All records are to be retyped faithfully and completely.

Extracts from a graphics dataset:
§

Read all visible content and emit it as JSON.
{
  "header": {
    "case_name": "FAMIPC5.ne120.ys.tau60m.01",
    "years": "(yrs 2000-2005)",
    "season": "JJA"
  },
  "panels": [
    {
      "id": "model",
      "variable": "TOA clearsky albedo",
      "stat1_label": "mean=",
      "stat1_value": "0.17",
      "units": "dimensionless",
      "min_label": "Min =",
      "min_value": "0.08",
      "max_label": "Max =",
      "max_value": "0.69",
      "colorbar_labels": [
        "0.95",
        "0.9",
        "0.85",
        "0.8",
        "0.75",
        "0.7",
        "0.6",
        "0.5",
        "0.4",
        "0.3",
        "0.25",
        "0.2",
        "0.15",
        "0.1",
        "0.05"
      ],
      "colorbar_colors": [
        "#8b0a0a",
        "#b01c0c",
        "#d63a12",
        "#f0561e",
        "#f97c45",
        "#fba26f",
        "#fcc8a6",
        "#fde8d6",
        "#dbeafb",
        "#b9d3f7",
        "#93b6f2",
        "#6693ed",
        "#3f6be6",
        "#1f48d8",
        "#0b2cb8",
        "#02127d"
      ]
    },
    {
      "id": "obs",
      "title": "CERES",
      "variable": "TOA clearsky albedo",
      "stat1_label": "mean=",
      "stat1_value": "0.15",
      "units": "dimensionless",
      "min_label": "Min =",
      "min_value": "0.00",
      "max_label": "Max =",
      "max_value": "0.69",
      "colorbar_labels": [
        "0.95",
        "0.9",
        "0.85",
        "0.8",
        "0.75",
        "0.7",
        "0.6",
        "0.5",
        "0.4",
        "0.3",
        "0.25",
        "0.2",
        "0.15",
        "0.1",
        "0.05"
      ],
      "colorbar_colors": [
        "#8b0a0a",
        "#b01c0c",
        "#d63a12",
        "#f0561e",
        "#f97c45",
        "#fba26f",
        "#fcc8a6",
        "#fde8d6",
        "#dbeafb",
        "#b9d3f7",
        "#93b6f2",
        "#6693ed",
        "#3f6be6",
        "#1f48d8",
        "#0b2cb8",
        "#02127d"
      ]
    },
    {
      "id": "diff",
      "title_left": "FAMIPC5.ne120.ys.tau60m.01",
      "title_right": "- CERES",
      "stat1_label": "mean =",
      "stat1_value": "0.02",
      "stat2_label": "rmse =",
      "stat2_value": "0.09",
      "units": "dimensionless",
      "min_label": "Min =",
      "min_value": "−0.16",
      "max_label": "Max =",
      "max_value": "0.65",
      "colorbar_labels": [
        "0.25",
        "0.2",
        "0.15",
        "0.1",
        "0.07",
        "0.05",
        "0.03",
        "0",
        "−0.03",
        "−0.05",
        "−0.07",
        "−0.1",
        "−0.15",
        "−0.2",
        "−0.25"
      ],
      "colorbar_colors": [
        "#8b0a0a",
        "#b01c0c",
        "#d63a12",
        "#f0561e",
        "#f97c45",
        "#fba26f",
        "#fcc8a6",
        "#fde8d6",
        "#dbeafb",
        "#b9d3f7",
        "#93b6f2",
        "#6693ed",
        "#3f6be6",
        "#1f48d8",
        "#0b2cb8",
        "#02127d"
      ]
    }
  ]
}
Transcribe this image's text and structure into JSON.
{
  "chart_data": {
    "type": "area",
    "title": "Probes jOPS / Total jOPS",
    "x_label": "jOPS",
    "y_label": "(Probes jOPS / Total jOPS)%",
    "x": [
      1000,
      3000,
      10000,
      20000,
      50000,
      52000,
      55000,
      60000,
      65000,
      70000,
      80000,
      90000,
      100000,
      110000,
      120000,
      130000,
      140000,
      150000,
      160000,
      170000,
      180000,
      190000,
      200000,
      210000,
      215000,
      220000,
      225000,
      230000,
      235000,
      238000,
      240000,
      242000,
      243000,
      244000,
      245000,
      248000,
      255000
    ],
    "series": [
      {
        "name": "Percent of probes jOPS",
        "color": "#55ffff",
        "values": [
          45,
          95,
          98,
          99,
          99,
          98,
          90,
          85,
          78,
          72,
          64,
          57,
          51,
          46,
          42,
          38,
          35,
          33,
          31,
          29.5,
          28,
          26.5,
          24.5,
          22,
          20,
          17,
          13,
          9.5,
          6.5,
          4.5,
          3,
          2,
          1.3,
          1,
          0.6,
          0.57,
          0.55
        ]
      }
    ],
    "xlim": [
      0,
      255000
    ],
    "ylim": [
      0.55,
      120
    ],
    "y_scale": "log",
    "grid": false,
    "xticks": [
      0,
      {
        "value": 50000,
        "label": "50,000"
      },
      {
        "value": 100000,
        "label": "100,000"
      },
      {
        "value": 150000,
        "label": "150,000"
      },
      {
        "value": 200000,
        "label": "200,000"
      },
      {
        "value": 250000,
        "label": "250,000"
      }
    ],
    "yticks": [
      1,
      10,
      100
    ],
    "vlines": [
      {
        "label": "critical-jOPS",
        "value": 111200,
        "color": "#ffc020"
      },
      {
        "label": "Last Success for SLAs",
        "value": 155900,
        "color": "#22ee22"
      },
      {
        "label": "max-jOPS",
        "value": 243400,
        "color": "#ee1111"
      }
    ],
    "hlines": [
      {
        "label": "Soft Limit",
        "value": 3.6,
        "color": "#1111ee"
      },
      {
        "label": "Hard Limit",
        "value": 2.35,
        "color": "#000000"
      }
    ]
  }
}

§

WORKED ANSWER:
Read all visible content and emit it as JSON.
{
  "header": {
    "case_name": "FAMIPC5.ne120.ys.tau60m.01",
    "years": "(yrs 2000-2005)",
    "season": "JJA"
  },
  "panels": [
    {
      "id": "model",
      "variable": "TOA clearsky albedo",
      "stat1_label": "mean=",
      "stat1_value": "0.17",
      "units": "dimensionless",
      "min_label": "Min =",
      "min_value": "0.08",
      "max_label": "Max =",
      "max_value": "0.69",
      "colorbar_labels": [
        "0.95",
        "0.9",
        "0.85",
        "0.8",
        "0.75",
        "0.7",
        "0.6",
        "0.5",
        "0.4",
        "0.3",
        "0.25",
        "0.2",
        "0.15",
        "0.1",
        "0.05"
      ],
      "colorbar_colors": [
        "#8b0a0a",
        "#b01c0c",
        "#d63a12",
        "#f0561e",
        "#f97c45",
        "#fba26f",
        "#fcc8a6",
        "#fde8d6",
        "#dbeafb",
        "#b9d3f7",
        "#93b6f2",
        "#6693ed",
        "#3f6be6",
        "#1f48d8",
        "#0b2cb8",
        "#02127d"
      ]
    },
    {
      "id": "obs",
      "title": "CERES",
      "variable": "TOA clearsky albedo",
      "stat1_label": "mean=",
      "stat1_value": "0.15",
      "units": "dimensionless",
      "min_label": "Min =",
      "min_value": "0.00",
      "max_label": "Max =",
      "max_value": "0.69",
      "colorbar_labels": [
        "0.95",
        "0.9",
        "0.85",
        "0.8",
        "0.75",
        "0.7",
        "0.6",
        "0.5",
        "0.4",
        "0.3",
        "0.25",
        "0.2",
        "0.15",
        "0.1",
        "0.05"
      ],
      "colorbar_colors": [
        "#8b0a0a",
        "#b01c0c",
        "#d63a12",
        "#f0561e",
        "#f97c45",
        "#fba26f",
        "#fcc8a6",
        "#fde8d6",
        "#dbeafb",
        "#b9d3f7",
        "#93b6f2",
        "#6693ed",
        "#3f6be6",
        "#1f48d8",
        "#0b2cb8",
        "#02127d"
      ]
    },
    {
      "id": "diff",
      "title_left": "FAMIPC5.ne120.ys.tau60m.01",
      "title_right": "- CERES",
      "stat1_label": "mean =",
      "stat1_value": "0.02",
      "stat2_label": "rmse =",
      "stat2_value": "0.09",
      "units": "dimensionless",
      "min_label": "Min =",
      "min_value": "−0.16",
      "max_label": "Max =",
      "max_value": "0.65",
      "colorbar_labels": [
        "0.25",
        "0.2",
        "0.15",
        "0.1",
        "0.07",
        "0.05",
        "0.03",
        "0",
        "−0.03",
        "−0.05",
        "−0.07",
        "−0.1",
        "−0.15",
        "−0.2",
        "−0.25"
      ],
      "colorbar_colors": [
        "#8b0a0a",
        "#b01c0c",
        "#d63a12",
        "#f0561e",
        "#f97c45",
        "#fba26f",
        "#fcc8a6",
        "#fde8d6",
        "#dbeafb",
        "#b9d3f7",
        "#93b6f2",
        "#6693ed",
        "#3f6be6",
        "#1f48d8",
        "#0b2cb8",
        "#02127d"
      ]
    }
  ]
}
Transcribe this image's text and structure into JSON.
{
  "chart_data": {
    "type": "area",
    "title": "Probes jOPS / Total jOPS",
    "x_label": "jOPS",
    "y_label": "(Probes jOPS / Total jOPS)%",
    "x": [
      1000,
      3000,
      10000,
      20000,
      50000,
      52000,
      55000,
      60000,
      65000,
      70000,
      80000,
      90000,
      100000,
      110000,
      120000,
      130000,
      140000,
      150000,
      160000,
      170000,
      180000,
      190000,
      200000,
      210000,
      215000,
      220000,
      225000,
      230000,
      235000,
      238000,
      240000,
      242000,
      243000,
      244000,
      245000,
      248000,
      255000
    ],
    "series": [
      {
        "name": "Percent of probes jOPS",
        "color": "#55ffff",
        "values": [
          45,
          95,
          98,
          99,
          99,
          98,
          90,
          85,
          78,
          72,
          64,
          57,
          51,
          46,
          42,
          38,
          35,
          33,
          31,
          29.5,
          28,
          26.5,
          24.5,
          22,
          20,
          17,
          13,
          9.5,
          6.5,
          4.5,
          3,
          2,
          1.3,
          1,
          0.6,
          0.57,
          0.55
        ]
      }
    ],
    "xlim": [
      0,
      255000
    ],
    "ylim": [
      0.55,
      120
    ],
    "y_scale": "log",
    "grid": false,
    "xticks": [
      0,
      {
        "value": 50000,
        "label": "50,000"
      },
      {
        "value": 100000,
        "label": "100,000"
      },
      {
        "value": 150000,
        "label": "150,000"
      },
      {
        "value": 200000,
        "label": "200,000"
      },
      {
        "value": 250000,
        "label": "250,000"
      }
    ],
    "yticks": [
      1,
      10,
      100
    ],
    "vlines": [
      {
        "label": "critical-jOPS",
        "value": 111200,
        "color": "#ffc020"
      },
      {
        "label": "Last Success for SLAs",
        "value": 155900,
        "color": "#22ee22"
      },
      {
        "label": "max-jOPS",
        "value": 243400,
        "color": "#ee1111"
      }
    ],
    "hlines": [
      {
        "label": "Soft Limit",
        "value": 3.6,
        "color": "#1111ee"
      },
      {
        "label": "Hard Limit",
        "value": 2.35,
        "color": "#000000"
      }
    ]
  }
}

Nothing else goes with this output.